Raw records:
## BEGIN

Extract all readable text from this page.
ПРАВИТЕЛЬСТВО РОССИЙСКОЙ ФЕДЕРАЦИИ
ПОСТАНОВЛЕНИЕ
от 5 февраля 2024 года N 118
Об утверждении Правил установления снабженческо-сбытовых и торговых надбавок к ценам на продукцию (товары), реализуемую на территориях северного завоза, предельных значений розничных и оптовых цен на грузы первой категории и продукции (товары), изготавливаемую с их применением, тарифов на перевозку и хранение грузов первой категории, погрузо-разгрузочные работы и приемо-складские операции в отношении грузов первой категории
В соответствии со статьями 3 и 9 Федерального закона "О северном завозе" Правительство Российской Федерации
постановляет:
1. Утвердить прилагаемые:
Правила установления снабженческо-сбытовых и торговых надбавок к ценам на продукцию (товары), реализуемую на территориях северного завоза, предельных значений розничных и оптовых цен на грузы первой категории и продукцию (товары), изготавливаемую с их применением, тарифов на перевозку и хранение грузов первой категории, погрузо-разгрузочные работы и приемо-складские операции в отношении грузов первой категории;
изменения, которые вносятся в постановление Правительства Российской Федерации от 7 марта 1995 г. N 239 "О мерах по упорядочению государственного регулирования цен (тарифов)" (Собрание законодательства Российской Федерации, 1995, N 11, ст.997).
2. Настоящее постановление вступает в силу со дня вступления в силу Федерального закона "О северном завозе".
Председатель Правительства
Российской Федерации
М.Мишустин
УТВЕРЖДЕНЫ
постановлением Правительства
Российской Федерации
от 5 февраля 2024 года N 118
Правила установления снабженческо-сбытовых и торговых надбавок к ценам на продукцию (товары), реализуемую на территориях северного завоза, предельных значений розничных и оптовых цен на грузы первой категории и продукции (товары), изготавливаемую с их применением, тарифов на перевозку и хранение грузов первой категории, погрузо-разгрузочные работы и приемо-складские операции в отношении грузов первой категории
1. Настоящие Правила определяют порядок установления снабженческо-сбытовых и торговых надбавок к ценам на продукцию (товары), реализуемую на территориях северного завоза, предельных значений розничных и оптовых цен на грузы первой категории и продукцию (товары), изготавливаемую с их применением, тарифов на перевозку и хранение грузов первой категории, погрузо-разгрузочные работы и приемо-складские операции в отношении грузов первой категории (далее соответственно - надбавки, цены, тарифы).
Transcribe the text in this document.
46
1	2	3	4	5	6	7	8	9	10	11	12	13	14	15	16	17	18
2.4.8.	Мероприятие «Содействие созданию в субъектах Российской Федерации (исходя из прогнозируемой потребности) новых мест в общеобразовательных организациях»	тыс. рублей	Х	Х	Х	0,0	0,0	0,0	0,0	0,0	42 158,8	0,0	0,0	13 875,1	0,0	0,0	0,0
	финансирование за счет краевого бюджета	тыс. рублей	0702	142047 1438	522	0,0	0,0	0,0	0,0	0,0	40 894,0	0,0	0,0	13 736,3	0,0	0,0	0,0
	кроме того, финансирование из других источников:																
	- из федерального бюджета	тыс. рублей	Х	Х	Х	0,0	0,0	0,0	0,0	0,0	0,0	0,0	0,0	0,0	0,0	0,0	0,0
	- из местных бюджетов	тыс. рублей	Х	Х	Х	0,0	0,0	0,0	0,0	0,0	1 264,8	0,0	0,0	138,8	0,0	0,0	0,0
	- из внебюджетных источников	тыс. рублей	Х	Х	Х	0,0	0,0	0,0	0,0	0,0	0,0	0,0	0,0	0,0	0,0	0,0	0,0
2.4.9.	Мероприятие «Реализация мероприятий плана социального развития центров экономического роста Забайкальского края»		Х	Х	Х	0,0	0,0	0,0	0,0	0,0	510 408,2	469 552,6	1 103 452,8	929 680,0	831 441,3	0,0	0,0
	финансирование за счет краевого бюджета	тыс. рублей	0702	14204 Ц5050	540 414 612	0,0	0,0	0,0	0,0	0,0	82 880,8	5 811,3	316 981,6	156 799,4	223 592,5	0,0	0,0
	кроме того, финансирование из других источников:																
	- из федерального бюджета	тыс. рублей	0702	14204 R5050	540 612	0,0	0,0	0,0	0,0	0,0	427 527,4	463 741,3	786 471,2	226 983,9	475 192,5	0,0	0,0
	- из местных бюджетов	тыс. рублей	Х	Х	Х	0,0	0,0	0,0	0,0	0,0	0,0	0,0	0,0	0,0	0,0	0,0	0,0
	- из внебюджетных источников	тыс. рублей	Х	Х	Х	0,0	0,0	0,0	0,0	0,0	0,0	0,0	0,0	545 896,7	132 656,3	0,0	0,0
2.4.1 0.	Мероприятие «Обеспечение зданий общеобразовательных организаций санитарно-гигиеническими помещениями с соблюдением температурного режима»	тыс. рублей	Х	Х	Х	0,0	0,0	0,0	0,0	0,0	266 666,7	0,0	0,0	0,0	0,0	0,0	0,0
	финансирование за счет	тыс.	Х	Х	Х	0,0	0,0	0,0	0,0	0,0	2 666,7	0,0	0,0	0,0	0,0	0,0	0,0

## END

* [THE EXERCISE]
Reproduce each record shown above without altering a single word.

* [SOLVED PROBLEM]
Extract all readable text from this page.
ПРАВИТЕЛЬСТВО РОССИЙСКОЙ ФЕДЕРАЦИИ
ПОСТАНОВЛЕНИЕ
от 5 февраля 2024 года N 118
Об утверждении Правил установления снабженческо-сбытовых и торговых надбавок к ценам на продукцию (товары), реализуемую на территориях северного завоза, предельных значений розничных и оптовых цен на грузы первой категории и продукции (товары), изготавливаемую с их применением, тарифов на перевозку и хранение грузов первой категории, погрузо-разгрузочные работы и приемо-складские операции в отношении грузов первой категории
В соответствии со статьями 3 и 9 Федерального закона "О северном завозе" Правительство Российской Федерации
постановляет:
1. Утвердить прилагаемые:
Правила установления снабженческо-сбытовых и торговых надбавок к ценам на продукцию (товары), реализуемую на территориях северного завоза, предельных значений розничных и оптовых цен на грузы первой категории и продукцию (товары), изготавливаемую с их применением, тарифов на перевозку и хранение грузов первой категории, погрузо-разгрузочные работы и приемо-складские операции в отношении грузов первой категории;
изменения, которые вносятся в постановление Правительства Российской Федерации от 7 марта 1995 г. N 239 "О мерах по упорядочению государственного регулирования цен (тарифов)" (Собрание законодательства Российской Федерации, 1995, N 11, ст.997).
2. Настоящее постановление вступает в силу со дня вступления в силу Федерального закона "О северном завозе".
Председатель Правительства
Российской Федерации
М.Мишустин
УТВЕРЖДЕНЫ
постановлением Правительства
Российской Федерации
от 5 февраля 2024 года N 118
Правила установления снабженческо-сбытовых и торговых надбавок к ценам на продукцию (товары), реализуемую на территориях северного завоза, предельных значений розничных и оптовых цен на грузы первой категории и продукции (товары), изготавливаемую с их применением, тарифов на перевозку и хранение грузов первой категории, погрузо-разгрузочные работы и приемо-складские операции в отношении грузов первой категории
1. Настоящие Правила определяют порядок установления снабженческо-сбытовых и торговых надбавок к ценам на продукцию (товары), реализуемую на территориях северного завоза, предельных значений розничных и оптовых цен на грузы первой категории и продукцию (товары), изготавливаемую с их применением, тарифов на перевозку и хранение грузов первой категории, погрузо-разгрузочные работы и приемо-складские операции в отношении грузов первой категории (далее соответственно - надбавки, цены, тарифы).
Transcribe the text in this document.
46
1	2	3	4	5	6	7	8	9	10	11	12	13	14	15	16	17	18
2.4.8.	Мероприятие «Содействие созданию в субъектах Российской Федерации (исходя из прогнозируемой потребности) новых мест в общеобразовательных организациях»	тыс. рублей	Х	Х	Х	0,0	0,0	0,0	0,0	0,0	42 158,8	0,0	0,0	13 875,1	0,0	0,0	0,0
	финансирование за счет краевого бюджета	тыс. рублей	0702	142047 1438	522	0,0	0,0	0,0	0,0	0,0	40 894,0	0,0	0,0	13 736,3	0,0	0,0	0,0
	кроме того, финансирование из других источников:																
	- из федерального бюджета	тыс. рублей	Х	Х	Х	0,0	0,0	0,0	0,0	0,0	0,0	0,0	0,0	0,0	0,0	0,0	0,0
	- из местных бюджетов	тыс. рублей	Х	Х	Х	0,0	0,0	0,0	0,0	0,0	1 264,8	0,0	0,0	138,8	0,0	0,0	0,0
	- из внебюджетных источников	тыс. рублей	Х	Х	Х	0,0	0,0	0,0	0,0	0,0	0,0	0,0	0,0	0,0	0,0	0,0	0,0
2.4.9.	Мероприятие «Реализация мероприятий плана социального развития центров экономического роста Забайкальского края»		Х	Х	Х	0,0	0,0	0,0	0,0	0,0	510 408,2	469 552,6	1 103 452,8	929 680,0	831 441,3	0,0	0,0
	финансирование за счет краевого бюджета	тыс. рублей	0702	14204 Ц5050	540 414 612	0,0	0,0	0,0	0,0	0,0	82 880,8	5 811,3	316 981,6	156 799,4	223 592,5	0,0	0,0
	кроме того, финансирование из других источников:																
	- из федерального бюджета	тыс. рублей	0702	14204 R5050	540 612	0,0	0,0	0,0	0,0	0,0	427 527,4	463 741,3	786 471,2	226 983,9	475 192,5	0,0	0,0
	- из местных бюджетов	тыс. рублей	Х	Х	Х	0,0	0,0	0,0	0,0	0,0	0,0	0,0	0,0	0,0	0,0	0,0	0,0
	- из внебюджетных источников	тыс. рублей	Х	Х	Х	0,0	0,0	0,0	0,0	0,0	0,0	0,0	0,0	545 896,7	132 656,3	0,0	0,0
2.4.1 0.	Мероприятие «Обеспечение зданий общеобразовательных организаций санитарно-гигиеническими помещениями с соблюдением температурного режима»	тыс. рублей	Х	Х	Х	0,0	0,0	0,0	0,0	0,0	266 666,7	0,0	0,0	0,0	0,0	0,0	0,0
	финансирование за счет	тыс.	Х	Х	Х	0,0	0,0	0,0	0,0	0,0	2 666,7	0,0	0,0	0,0	0,0	0,0	0,0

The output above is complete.